Hi,
Just wanted to check if my upgrade plan is “optimal”, recommended, etc. or it will not work…
current system: OH3.4 running on raspbian 10 (buster) - so, manually installed.
since i need to jump to 11 (bullseye) for java17 compatibility, I’ve decided it would be best to switch to openhabian and then restore the config.
so the plan would be:
openhab-cli console backup
manually backup config of mosquitto and zigbee2mqtt services
backup entire sdcard with the current working setup
burn the latest 4.0.2 openhabian image to the card
initial setup
openhab-cli console restore (this will work?)
most of my things and items are file based, but some of them are UI defined only. what will
happen to them? can they also be backed up and restore with the CLI commands?
do I have to manually install all the bindings and addons that I had, or backup/restore will do it?
manually reinstall mosquitto and Z2M services and restore their configs.
deal with breaking changes, fix the rules, transformations etc…
ah, crap. thanks for the info.
then maybe I should upgrade OH3 to OH4 on the existing system. someone wrote a procedure how to install java 17 on debian buster.
and then take the backup of OH4, burn the latest openhabian to the sd card and restore OH backup…
Put the SD in your Windows system and open the first (only) partition. Edit openhabian.conf and set clonebranch=openHAB3. That should result in (latest) OH3 being installed.
Also put your backup zip file there, name it initial.zip. That’ll auto-import the config during install.
Now put the SD in the Raspi and turn it on. Let openHABian do its install magic.
When finally done, login and run openhabian-config menu option 03 to upgrade to OH4
i have done it and it works, I am now running OH 4.0.2. on debian buster raspbian.
so now I can fix all the issues, make it stable, and then do openhab-cli backup, and restore that backup on a fresh openhabian machine.
But reported to work with some caveats. There is a post I can’t seem to find recently where someone reported success restoring an OH 3 to an OH 4 system. It’s important to manually run the upgradetool in that case.
But it is true in general that approach is not guaranteed to work so is generally unsupported. Not supported does not mean it can’t ever work though. There are just too many variables for us to predict and help if things go wrong.
I managed to get to a working oh4.0.2 setup on raspbian buster. also kind of unsupported scenario
Even though everything works I am trying to force myself to a clean migration on to a fresh latest openhabian
this machine is running for 4-5 years and had survived many upgrades since oh2.X, numerous java versions etc…
also zram looks interesting, to prolong the life of the sd card, but I am not sure at what stage of stability it is nowadays…
what is the difference between openhab-cli backup and openhab-cli backup --full ?

_PROVIDED INFORMATION_

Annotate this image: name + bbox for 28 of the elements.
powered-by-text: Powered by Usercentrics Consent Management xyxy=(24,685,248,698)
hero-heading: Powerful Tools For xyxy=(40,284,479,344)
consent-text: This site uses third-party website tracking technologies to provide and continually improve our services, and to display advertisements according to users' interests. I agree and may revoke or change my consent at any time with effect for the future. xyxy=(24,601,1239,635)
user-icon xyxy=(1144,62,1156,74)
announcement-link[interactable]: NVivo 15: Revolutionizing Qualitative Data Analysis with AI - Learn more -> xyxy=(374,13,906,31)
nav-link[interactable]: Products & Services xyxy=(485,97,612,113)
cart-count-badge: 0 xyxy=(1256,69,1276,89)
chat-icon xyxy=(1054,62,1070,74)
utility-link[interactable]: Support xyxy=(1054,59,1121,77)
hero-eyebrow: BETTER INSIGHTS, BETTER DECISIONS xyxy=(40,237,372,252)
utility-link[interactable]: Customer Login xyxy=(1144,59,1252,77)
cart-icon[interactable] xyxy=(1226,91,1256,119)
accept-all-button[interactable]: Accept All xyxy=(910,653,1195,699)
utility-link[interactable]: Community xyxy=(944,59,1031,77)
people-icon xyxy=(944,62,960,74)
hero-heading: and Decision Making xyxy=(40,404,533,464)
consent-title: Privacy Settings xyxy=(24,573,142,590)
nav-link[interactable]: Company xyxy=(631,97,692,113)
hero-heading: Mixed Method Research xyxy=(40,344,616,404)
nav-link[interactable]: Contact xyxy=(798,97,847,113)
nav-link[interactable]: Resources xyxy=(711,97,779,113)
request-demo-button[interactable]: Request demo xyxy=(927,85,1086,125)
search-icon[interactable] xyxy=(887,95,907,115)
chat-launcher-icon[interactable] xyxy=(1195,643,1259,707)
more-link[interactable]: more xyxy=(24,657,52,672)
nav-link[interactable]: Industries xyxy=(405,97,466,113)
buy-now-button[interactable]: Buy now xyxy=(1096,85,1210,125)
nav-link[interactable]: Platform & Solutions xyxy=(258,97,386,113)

_EXPLORE THE MATERIAL_
1. Sum up the openHAB upgrade thread in two sentences.
2. Pick up the openHAB upgrade thread from its final line and keep it going.
Nothing in the listing is needed for this work.

_RESPONSES TO THE EXERCISE_
1. A user running openHAB 3.4 on a manually installed Raspbian buster system plans to switch to openHABian and restore the configuration, because moving to bullseye is needed for Java 17 compatibility. After getting openHAB 4.0.2 working on the existing buster system, the user still wants a clean migration to a fresh openHABian install and asks how openhab-cli backup differs from openhab-cli backup --full.

2.
–full makes a significantly larger file. I just want all my settings, bindings, things, items rules, config etc…
is it better to go with normal command or full?
Full includes the cache and tmp folders. Full is rarely necessary unless you are running a long term on an unsupported version of OH and need to be sure to capture the installed add-ons.
Currently running a 3.4.2 package install on RPi4 booting from an SSD. Would prefer to keep it that way and not venture into Openhabian.
Because of the Bullseye/java 17 dependency, can I first build a new Bullseye platform and then install my 3.4.2 system on to it? I’m assuming 3.4.2 is compatible with the newer OS/Java?
Later when 4.0.x becomes more stable I can use the update tool to migrate 3.4.2 to 4.0.x
when i upgraded java to 17 and made it system default java (but keep in mind this is on buster, so unsupported scenario), my oh 3.4.4 started crashing with massive java exception errors, so I stopped it and upgraded to 4.0.2 as this was the plan anyway. so, not sure it can run on java 17, i think you will have to install java12…
Ok so first build a Bullseye/Java 11 platform and get 3.4.2 running
When I’m ready to make the migration to 4.0.x, backup the 3.4.2 system and update to Java 17
Then update to 4.0.2 or alternatively run the update scripts.
Is one method preferred over the other?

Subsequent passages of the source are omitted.